■ Given task ■
Repeat the full listing, word for word.

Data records
((

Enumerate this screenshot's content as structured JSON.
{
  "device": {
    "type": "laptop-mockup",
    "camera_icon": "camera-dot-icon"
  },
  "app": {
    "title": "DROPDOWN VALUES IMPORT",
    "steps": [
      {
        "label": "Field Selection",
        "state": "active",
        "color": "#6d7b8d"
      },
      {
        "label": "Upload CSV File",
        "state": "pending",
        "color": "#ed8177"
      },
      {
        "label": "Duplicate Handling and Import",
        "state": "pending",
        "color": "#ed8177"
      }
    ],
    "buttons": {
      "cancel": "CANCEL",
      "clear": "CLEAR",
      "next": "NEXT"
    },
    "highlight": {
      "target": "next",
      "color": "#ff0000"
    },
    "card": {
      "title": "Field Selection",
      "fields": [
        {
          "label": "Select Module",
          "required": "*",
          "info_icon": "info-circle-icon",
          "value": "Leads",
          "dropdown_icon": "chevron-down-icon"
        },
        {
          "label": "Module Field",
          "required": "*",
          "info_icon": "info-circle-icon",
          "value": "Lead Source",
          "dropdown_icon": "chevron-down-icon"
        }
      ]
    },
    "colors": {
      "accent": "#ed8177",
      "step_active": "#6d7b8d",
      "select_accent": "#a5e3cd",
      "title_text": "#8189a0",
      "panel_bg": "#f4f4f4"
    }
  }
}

))

■ Solution to the problem ■
Enumerate this screenshot's content as structured JSON.
{
  "device": {
    "type": "laptop-mockup",
    "camera_icon": "camera-dot-icon"
  },
  "app": {
    "title": "DROPDOWN VALUES IMPORT",
    "steps": [
      {
        "label": "Field Selection",
        "state": "active",
        "color": "#6d7b8d"
      },
      {
        "label": "Upload CSV File",
        "state": "pending",
        "color": "#ed8177"
      },
      {
        "label": "Duplicate Handling and Import",
        "state": "pending",
        "color": "#ed8177"
      }
    ],
    "buttons": {
      "cancel": "CANCEL",
      "clear": "CLEAR",
      "next": "NEXT"
    },
    "highlight": {
      "target": "next",
      "color": "#ff0000"
    },
    "card": {
      "title": "Field Selection",
      "fields": [
        {
          "label": "Select Module",
          "required": "*",
          "info_icon": "info-circle-icon",
          "value": "Leads",
          "dropdown_icon": "chevron-down-icon"
        },
        {
          "label": "Module Field",
          "required": "*",
          "info_icon": "info-circle-icon",
          "value": "Lead Source",
          "dropdown_icon": "chevron-down-icon"
        }
      ]
    },
    "colors": {
      "accent": "#ed8177",
      "step_active": "#6d7b8d",
      "select_accent": "#a5e3cd",
      "title_text": "#8189a0",
      "panel_bg": "#f4f4f4"
    }
  }
}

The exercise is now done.